§ What the task asks: Give every entry again, word for word and in full.

-- Start of Records for processing --

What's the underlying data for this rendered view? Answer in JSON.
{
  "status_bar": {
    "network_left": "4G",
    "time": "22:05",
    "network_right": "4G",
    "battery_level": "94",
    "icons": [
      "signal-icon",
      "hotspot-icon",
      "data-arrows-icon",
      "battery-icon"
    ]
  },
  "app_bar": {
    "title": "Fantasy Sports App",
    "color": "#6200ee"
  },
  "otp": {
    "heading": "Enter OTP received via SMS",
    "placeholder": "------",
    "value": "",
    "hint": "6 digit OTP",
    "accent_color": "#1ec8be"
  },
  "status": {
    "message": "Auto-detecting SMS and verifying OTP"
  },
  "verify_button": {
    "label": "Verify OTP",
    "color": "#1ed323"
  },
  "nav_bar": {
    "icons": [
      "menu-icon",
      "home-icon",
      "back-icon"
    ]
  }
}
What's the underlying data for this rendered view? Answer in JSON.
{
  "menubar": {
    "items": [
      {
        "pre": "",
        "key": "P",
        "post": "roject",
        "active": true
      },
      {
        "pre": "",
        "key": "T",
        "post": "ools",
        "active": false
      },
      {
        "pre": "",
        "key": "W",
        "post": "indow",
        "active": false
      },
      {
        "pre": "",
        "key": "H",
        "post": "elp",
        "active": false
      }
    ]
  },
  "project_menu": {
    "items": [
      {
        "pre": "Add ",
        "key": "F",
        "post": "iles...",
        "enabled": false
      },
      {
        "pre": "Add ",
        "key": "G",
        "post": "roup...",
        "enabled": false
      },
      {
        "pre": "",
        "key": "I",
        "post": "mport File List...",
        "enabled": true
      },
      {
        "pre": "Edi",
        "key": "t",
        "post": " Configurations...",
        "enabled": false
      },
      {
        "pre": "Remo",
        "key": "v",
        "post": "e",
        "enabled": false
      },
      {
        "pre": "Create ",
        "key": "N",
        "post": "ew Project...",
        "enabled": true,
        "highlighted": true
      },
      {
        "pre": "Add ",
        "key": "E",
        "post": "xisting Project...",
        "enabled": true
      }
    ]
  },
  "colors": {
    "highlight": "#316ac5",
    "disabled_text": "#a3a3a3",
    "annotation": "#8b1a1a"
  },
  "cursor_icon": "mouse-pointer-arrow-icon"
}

-- End of Records for processing --

§ Completed exercise:
What's the underlying data for this rendered view? Answer in JSON.
{
  "status_bar": {
    "network_left": "4G",
    "time": "22:05",
    "network_right": "4G",
    "battery_level": "94",
    "icons": [
      "signal-icon",
      "hotspot-icon",
      "data-arrows-icon",
      "battery-icon"
    ]
  },
  "app_bar": {
    "title": "Fantasy Sports App",
    "color": "#6200ee"
  },
  "otp": {
    "heading": "Enter OTP received via SMS",
    "placeholder": "------",
    "value": "",
    "hint": "6 digit OTP",
    "accent_color": "#1ec8be"
  },
  "status": {
    "message": "Auto-detecting SMS and verifying OTP"
  },
  "verify_button": {
    "label": "Verify OTP",
    "color": "#1ed323"
  },
  "nav_bar": {
    "icons": [
      "menu-icon",
      "home-icon",
      "back-icon"
    ]
  }
}
What's the underlying data for this rendered view? Answer in JSON.
{
  "menubar": {
    "items": [
      {
        "pre": "",
        "key": "P",
        "post": "roject",
        "active": true
      },
      {
        "pre": "",
        "key": "T",
        "post": "ools",
        "active": false
      },
      {
        "pre": "",
        "key": "W",
        "post": "indow",
        "active": false
      },
      {
        "pre": "",
        "key": "H",
        "post": "elp",
        "active": false
      }
    ]
  },
  "project_menu": {
    "items": [
      {
        "pre": "Add ",
        "key": "F",
        "post": "iles...",
        "enabled": false
      },
      {
        "pre": "Add ",
        "key": "G",
        "post": "roup...",
        "enabled": false
      },
      {
        "pre": "",
        "key": "I",
        "post": "mport File List...",
        "enabled": true
      },
      {
        "pre": "Edi",
        "key": "t",
        "post": " Configurations...",
        "enabled": false
      },
      {
        "pre": "Remo",
        "key": "v",
        "post": "e",
        "enabled": false
      },
      {
        "pre": "Create ",
        "key": "N",
        "post": "ew Project...",
        "enabled": true,
        "highlighted": true
      },
      {
        "pre": "Add ",
        "key": "E",
        "post": "xisting Project...",
        "enabled": true
      }
    ]
  },
  "colors": {
    "highlight": "#316ac5",
    "disabled_text": "#a3a3a3",
    "annotation": "#8b1a1a"
  },
  "cursor_icon": "mouse-pointer-arrow-icon"
}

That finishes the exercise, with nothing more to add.